Raw records:
◆ ◆ ◆ ◆

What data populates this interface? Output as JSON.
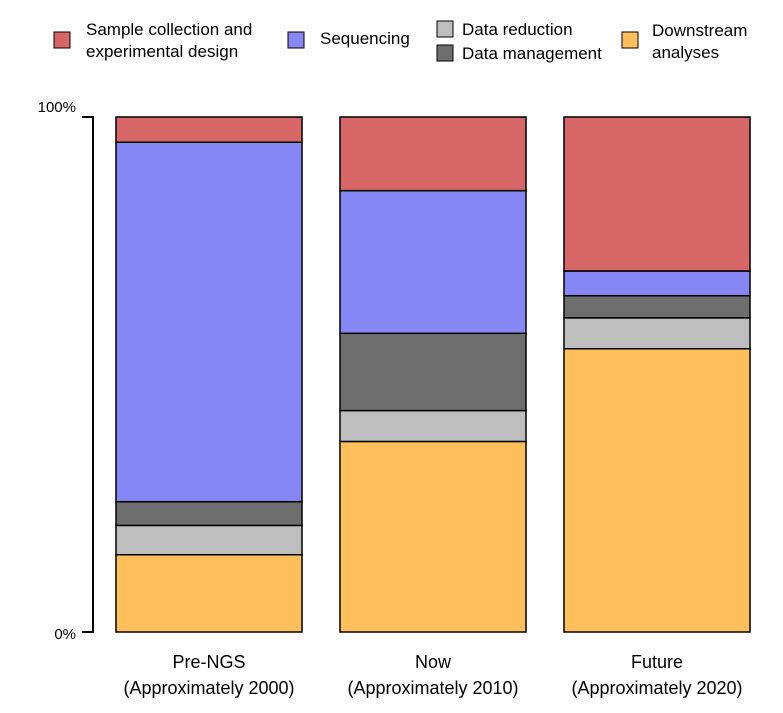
{
  "chart_data": {
    "type": "bar",
    "stacked": true,
    "title": "",
    "xlabel": "",
    "ylabel": "",
    "ylim": [
      0,
      100
    ],
    "y_tick_labels": [
      "0%",
      "100%"
    ],
    "categories": [
      [
        "Pre-NGS",
        "(Approximately 2000)"
      ],
      [
        "Now",
        "(Approximately 2010)"
      ],
      [
        "Future",
        "(Approximately 2020)"
      ]
    ],
    "series": [
      {
        "name": "Downstream analyses",
        "legend_lines": [
          "Downstream",
          "analyses"
        ],
        "color": "#FFBF5C",
        "values": [
          15,
          37,
          55
        ]
      },
      {
        "name": "Data reduction",
        "legend_lines": [
          "Data reduction"
        ],
        "color": "#BEBEBE",
        "values": [
          5.7,
          6,
          6
        ]
      },
      {
        "name": "Data management",
        "legend_lines": [
          "Data management"
        ],
        "color": "#6E6E6E",
        "values": [
          4.6,
          15,
          4.3
        ]
      },
      {
        "name": "Sequencing",
        "legend_lines": [
          "Sequencing"
        ],
        "color": "#8686F4",
        "values": [
          69.8,
          27.7,
          4.8
        ]
      },
      {
        "name": "Sample collection and experimental design",
        "legend_lines": [
          "Sample collection and",
          "experimental design"
        ],
        "color": "#D76666",
        "values": [
          4.9,
          14.3,
          29.9
        ]
      }
    ],
    "legend_order": [
      "Sample collection and experimental design",
      "Sequencing",
      "Data reduction",
      "Data management",
      "Downstream analyses"
    ],
    "legend_position": "top",
    "grid": false
  }
}
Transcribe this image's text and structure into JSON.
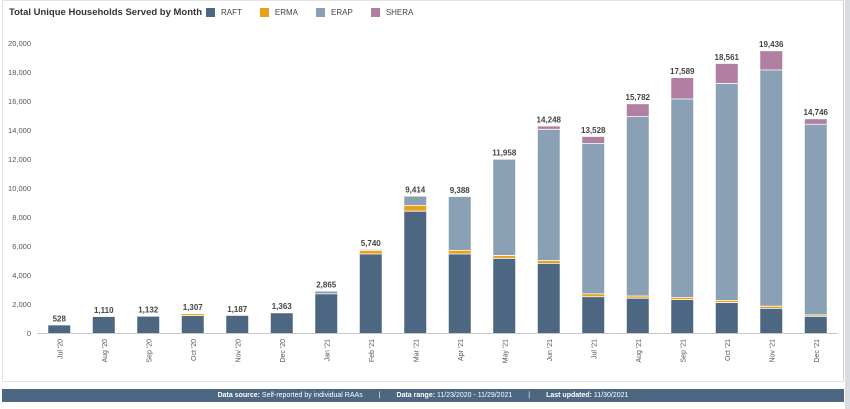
{
  "chart_data": {
    "type": "bar",
    "stacked": true,
    "title": "Total Unique Households Served by Month",
    "categories": [
      "Jul '20",
      "Aug '20",
      "Sep '20",
      "Oct '20",
      "Nov '20",
      "Dec '20",
      "Jan '21",
      "Feb '21",
      "Mar '21",
      "Apr '21",
      "May '21",
      "Jun '21",
      "Jul '21",
      "Aug '21",
      "Sep '21",
      "Oct '21",
      "Nov '21",
      "Dec '21"
    ],
    "totals": [
      528,
      1110,
      1132,
      1307,
      1187,
      1363,
      2865,
      5740,
      9414,
      9388,
      11958,
      14248,
      13528,
      15782,
      17589,
      18561,
      19436,
      14746
    ],
    "total_labels": [
      "528",
      "1,110",
      "1,132",
      "1,307",
      "1,187",
      "1,363",
      "2,865",
      "5,740",
      "9,414",
      "9,388",
      "11,958",
      "14,248",
      "13,528",
      "15,782",
      "17,589",
      "18,561",
      "19,436",
      "14,746"
    ],
    "series": [
      {
        "name": "RAFT",
        "color": "#4d6782",
        "values": [
          528,
          1110,
          1132,
          1200,
          1187,
          1363,
          2700,
          5450,
          8400,
          5450,
          5150,
          4800,
          2500,
          2400,
          2300,
          2100,
          1700,
          1150
        ]
      },
      {
        "name": "ERMA",
        "color": "#e8a21a",
        "values": [
          0,
          0,
          0,
          107,
          0,
          0,
          0,
          250,
          400,
          250,
          200,
          200,
          200,
          150,
          150,
          150,
          150,
          100
        ]
      },
      {
        "name": "ERAP",
        "color": "#8aa0b4",
        "values": [
          0,
          0,
          0,
          0,
          0,
          0,
          165,
          40,
          614,
          3688,
          6608,
          9048,
          10378,
          12382,
          13689,
          14961,
          16286,
          13146
        ]
      },
      {
        "name": "SHERA",
        "color": "#b07fa1",
        "values": [
          0,
          0,
          0,
          0,
          0,
          0,
          0,
          0,
          0,
          0,
          0,
          200,
          450,
          850,
          1450,
          1350,
          1300,
          350
        ]
      }
    ],
    "yticks": [
      "0",
      "2,000",
      "4,000",
      "6,000",
      "8,000",
      "10,000",
      "12,000",
      "14,000",
      "16,000",
      "18,000",
      "20,000"
    ],
    "ylim": [
      0,
      20000
    ],
    "legend": "top",
    "grid": false
  },
  "footer": {
    "source_label": "Data source:",
    "source_value": "Self-reported by individual RAAs",
    "range_label": "Data range:",
    "range_value": "11/23/2020 - 11/29/2021",
    "updated_label": "Last updated:",
    "updated_value": "11/30/2021",
    "separator": "|"
  }
}
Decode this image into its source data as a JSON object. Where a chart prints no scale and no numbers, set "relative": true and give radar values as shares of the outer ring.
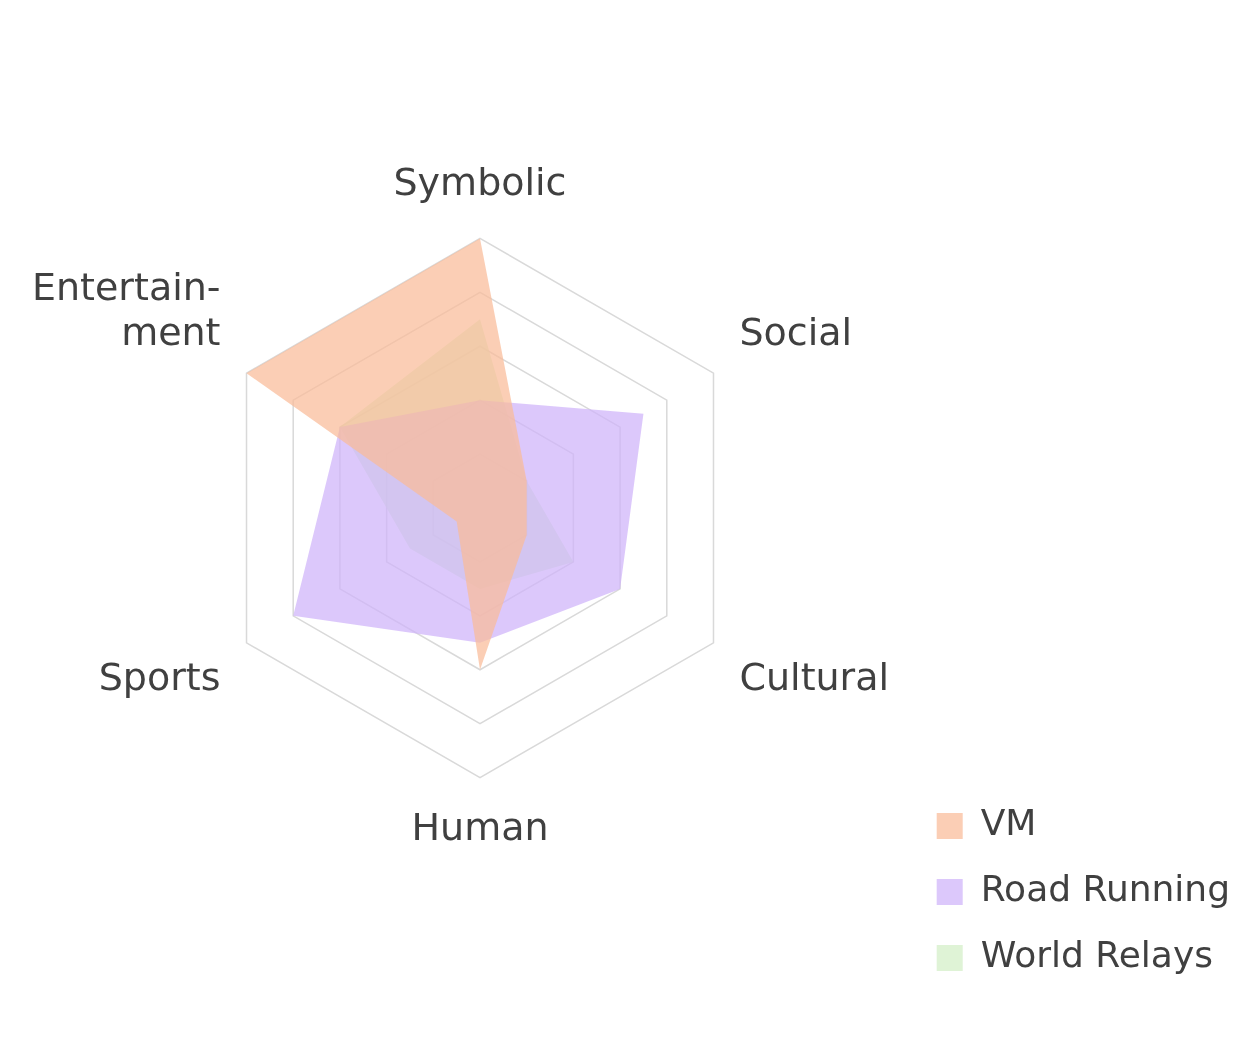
{
  "chart_data": {
    "type": "radar",
    "relative": true,
    "categories": [
      "Symbolic",
      "Social",
      "Cultural",
      "Human",
      "Sports",
      "Entertain-\nment"
    ],
    "series": [
      {
        "name": "VM",
        "color": "#f9bb98",
        "values": [
          1.0,
          0.2,
          0.2,
          0.6,
          0.1,
          1.0
        ]
      },
      {
        "name": "Road Running",
        "color": "#cfb3fa",
        "values": [
          0.4,
          0.7,
          0.6,
          0.5,
          0.8,
          0.6
        ]
      },
      {
        "name": "World Relays",
        "color": "#d3efc6",
        "values": [
          0.7,
          0.2,
          0.4,
          0.3,
          0.3,
          0.6
        ]
      }
    ],
    "legend": "bottom right"
  }
}
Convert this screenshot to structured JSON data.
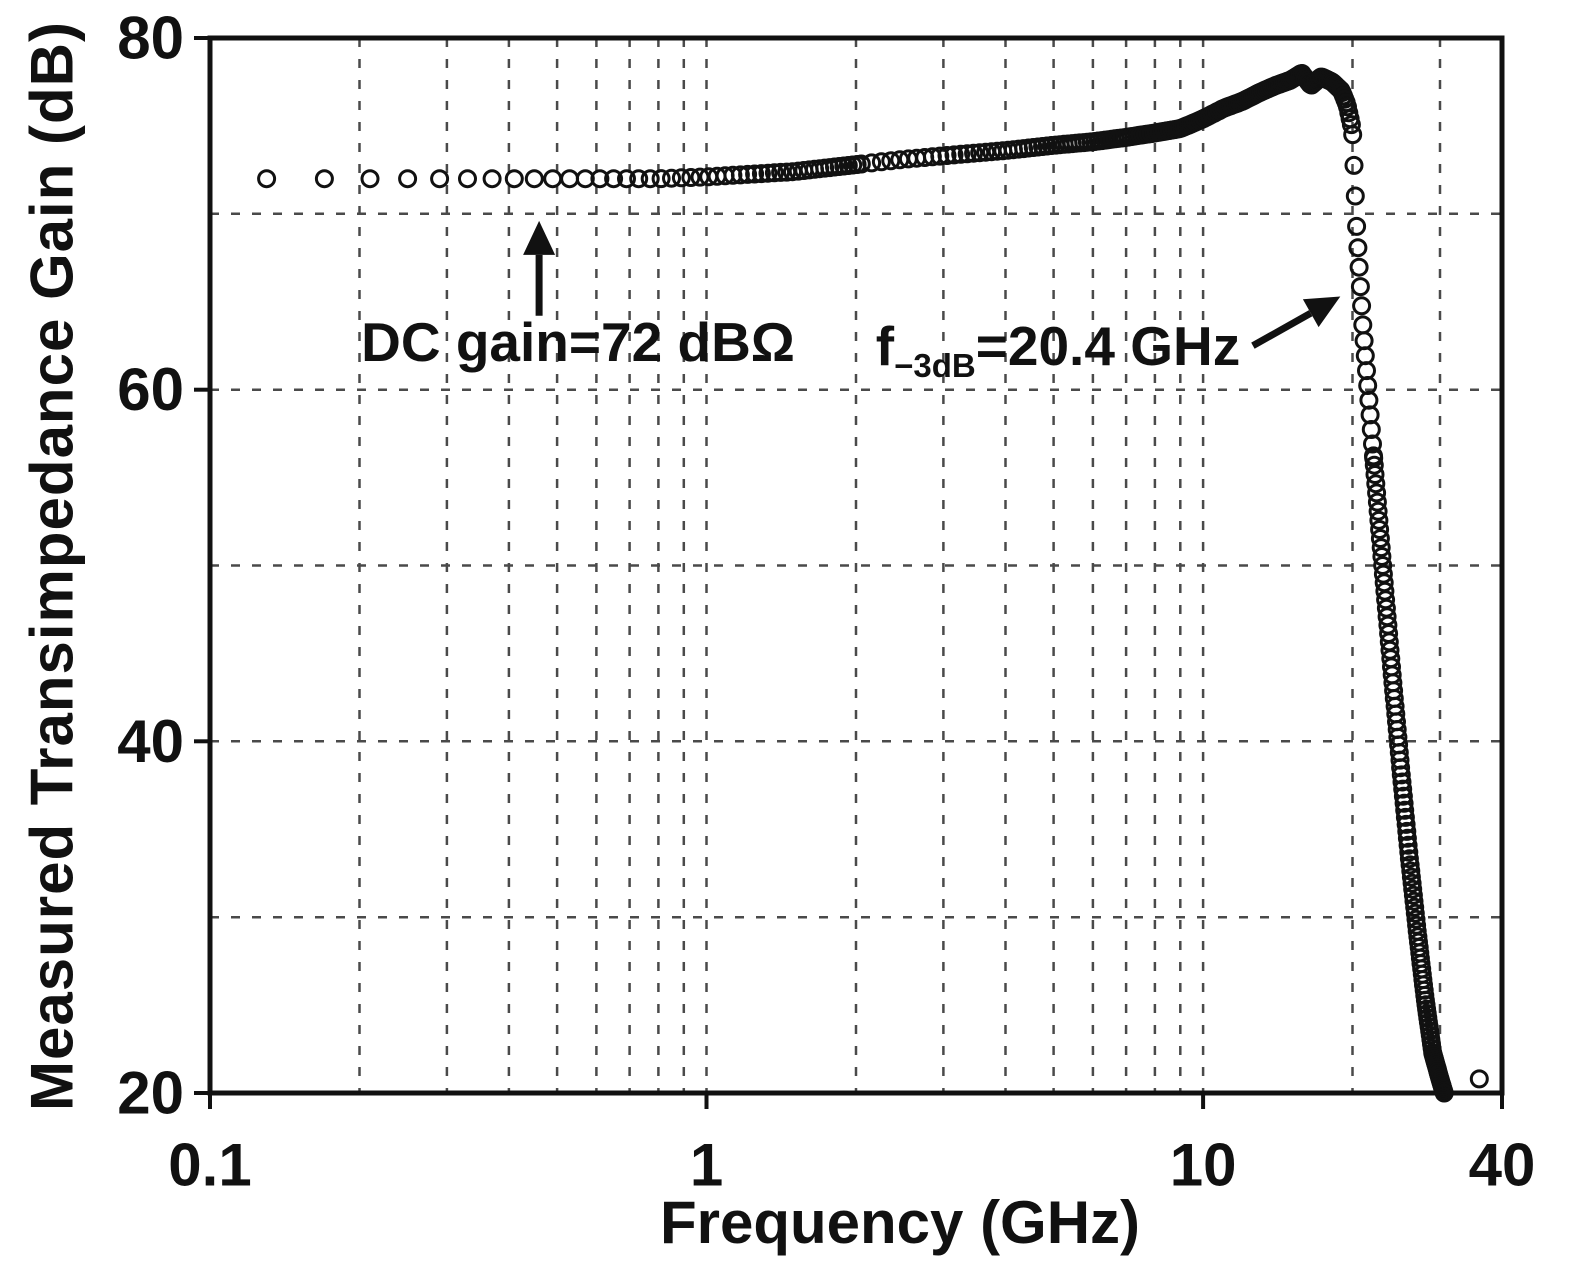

◆ ◆ ◆ ◆

**TASK**
Find the string "management" in the listing and return every line that holds it.

**CORRECT OUTPUT**
        "name": "Data management",
          "Data management"
      "Data management",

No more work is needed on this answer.